Search the material for the word "JSON" and report each line where it turns up.

Data items:

— begin —

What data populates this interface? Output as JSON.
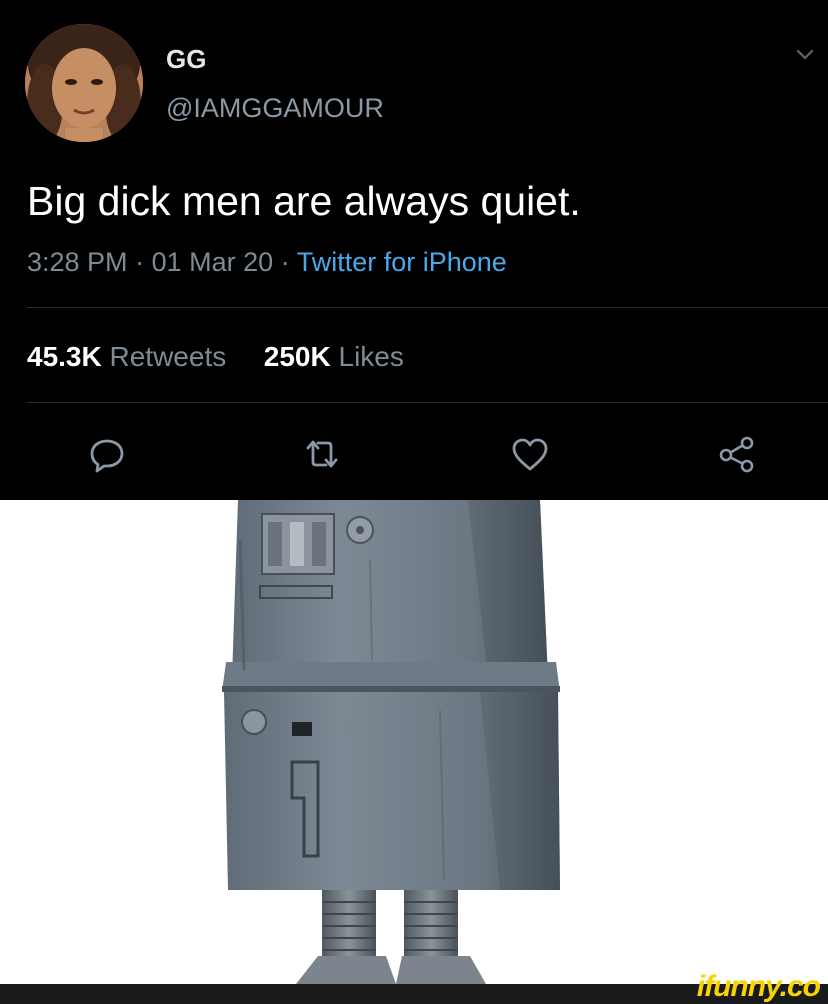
{
  "tweet": {
    "display_name": "GG",
    "handle": "@IAMGGAMOUR",
    "text": "Big dick men are always quiet.",
    "time": "3:28 PM",
    "separator": "·",
    "date": "01 Mar 20",
    "source": "Twitter for iPhone",
    "retweets_count": "45.3K",
    "retweets_label": "Retweets",
    "likes_count": "250K",
    "likes_label": "Likes"
  },
  "icons": {
    "menu": "chevron-down-icon",
    "reply": "reply-icon",
    "retweet": "retweet-icon",
    "like": "heart-icon",
    "share": "share-icon"
  },
  "colors": {
    "background": "#000000",
    "source_link": "#4aa8e8",
    "secondary_text": "#7e8a96",
    "watermark": "#f7d300"
  },
  "watermark": {
    "text": "ifunny.co"
  }
}
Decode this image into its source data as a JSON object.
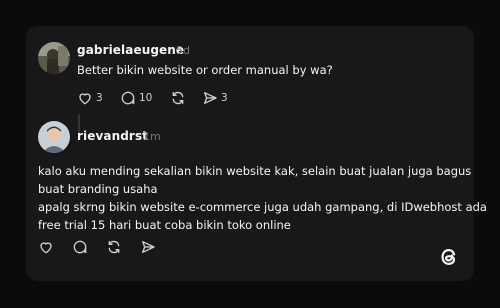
{
  "post1": {
    "username": "gabrielaeugene",
    "time": "5d",
    "text": "Better bikin website or order manual by wa?",
    "likes": "3",
    "replies": "10",
    "shares": "3"
  },
  "post2": {
    "username": "rievandrst",
    "time": "1m",
    "lines": [
      "kalo aku mending sekalian bikin website kak, selain buat jualan juga bagus",
      "buat branding usaha",
      "apalg skrng bikin website e-commerce juga udah gampang, di IDwebhost ada",
      "free trial 15 hari buat coba bikin toko online"
    ]
  },
  "icons": {
    "like": "heart-icon",
    "reply": "comment-icon",
    "repost": "repost-icon",
    "share": "send-icon",
    "brand": "threads-logo-icon"
  },
  "colors": {
    "background": "#0b0b0b",
    "card": "#181818",
    "text": "#f3f5f7",
    "muted": "#777777"
  }
}
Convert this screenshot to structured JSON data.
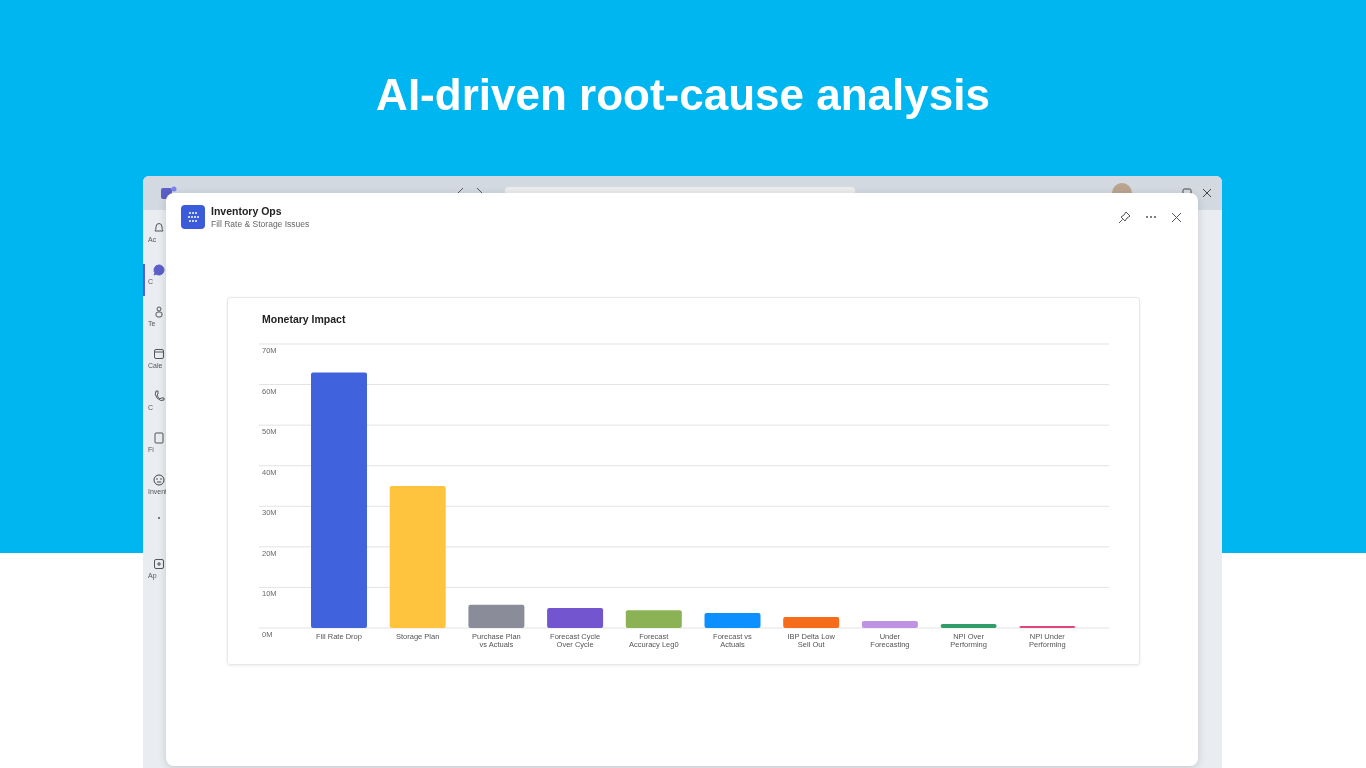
{
  "headline": "AI-driven root-cause analysis",
  "sidebar": {
    "items": [
      {
        "label": "Ac",
        "selected": false
      },
      {
        "label": "C",
        "selected": true
      },
      {
        "label": "Te",
        "selected": false
      },
      {
        "label": "Cale",
        "selected": false
      },
      {
        "label": "C",
        "selected": false
      },
      {
        "label": "Fi",
        "selected": false
      },
      {
        "label": "Invent",
        "selected": false
      },
      {
        "selected": false
      },
      {
        "label": "Ap",
        "selected": false
      }
    ]
  },
  "dialog": {
    "title": "Inventory Ops",
    "subtitle": "Fill Rate & Storage Issues",
    "chart": {
      "chart_data": {
        "type": "bar",
        "title": "Monetary Impact",
        "categories": [
          [
            "Fill Rate Drop"
          ],
          [
            "Storage Plan"
          ],
          [
            "Purchase Plan",
            "vs Actuals"
          ],
          [
            "Forecast Cycle",
            "Over Cycle"
          ],
          [
            "Forecast",
            "Accuracy Leg0"
          ],
          [
            "Forecast vs",
            "Actuals"
          ],
          [
            "IBP Delta Low",
            "Sell Out"
          ],
          [
            "Under",
            "Forecasting"
          ],
          [
            "NPI Over",
            "Performing"
          ],
          [
            "NPI Under",
            "Performing"
          ]
        ],
        "series": [
          {
            "values": [
              63,
              35,
              5.7,
              4.9,
              4.4,
              3.7,
              2.7,
              1.7,
              1.0,
              0.5
            ]
          }
        ],
        "colors": [
          "#4062dc",
          "#ffc43d",
          "#8a8d99",
          "#7356cf",
          "#8bb356",
          "#0c8fff",
          "#f56d1a",
          "#be93e4",
          "#2f9e68",
          "#e2447c"
        ],
        "ylim": [
          0,
          70
        ],
        "grid": true,
        "yticks": [
          {
            "value": 0,
            "label": "0M"
          },
          {
            "value": 10,
            "label": "10M"
          },
          {
            "value": 20,
            "label": "20M"
          },
          {
            "value": 30,
            "label": "30M"
          },
          {
            "value": 40,
            "label": "40M"
          },
          {
            "value": 50,
            "label": "50M"
          },
          {
            "value": 60,
            "label": "60M"
          },
          {
            "value": 70,
            "label": "70M"
          }
        ]
      }
    }
  }
}
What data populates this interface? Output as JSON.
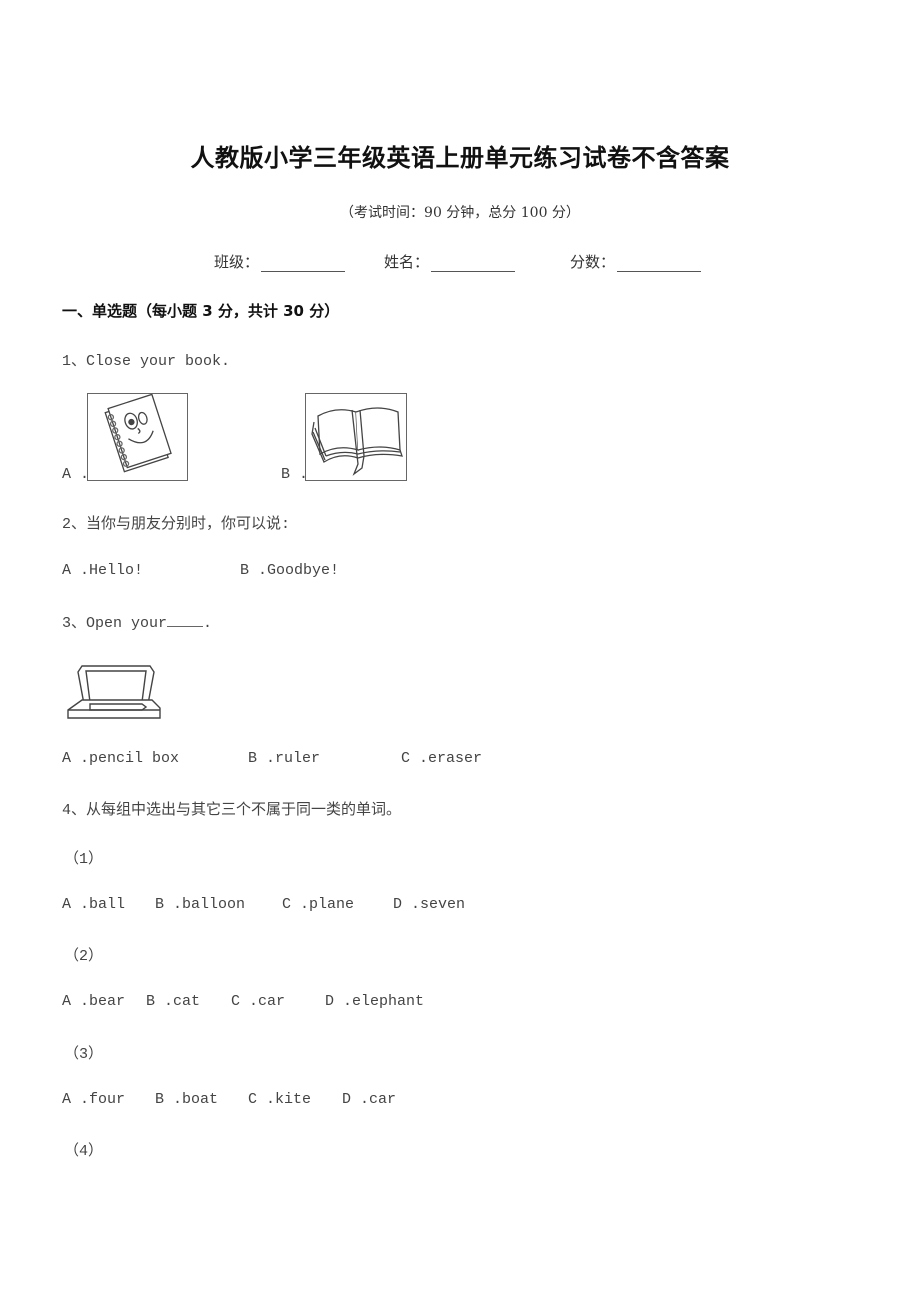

— end —

ANSWER TO THIS EXERCISE:
What data populates this interface? Output as JSON.
Decode this image into its source data as a JSON object.
Convert this screenshot to structured JSON data.
What data populates this interface? Output as JSON.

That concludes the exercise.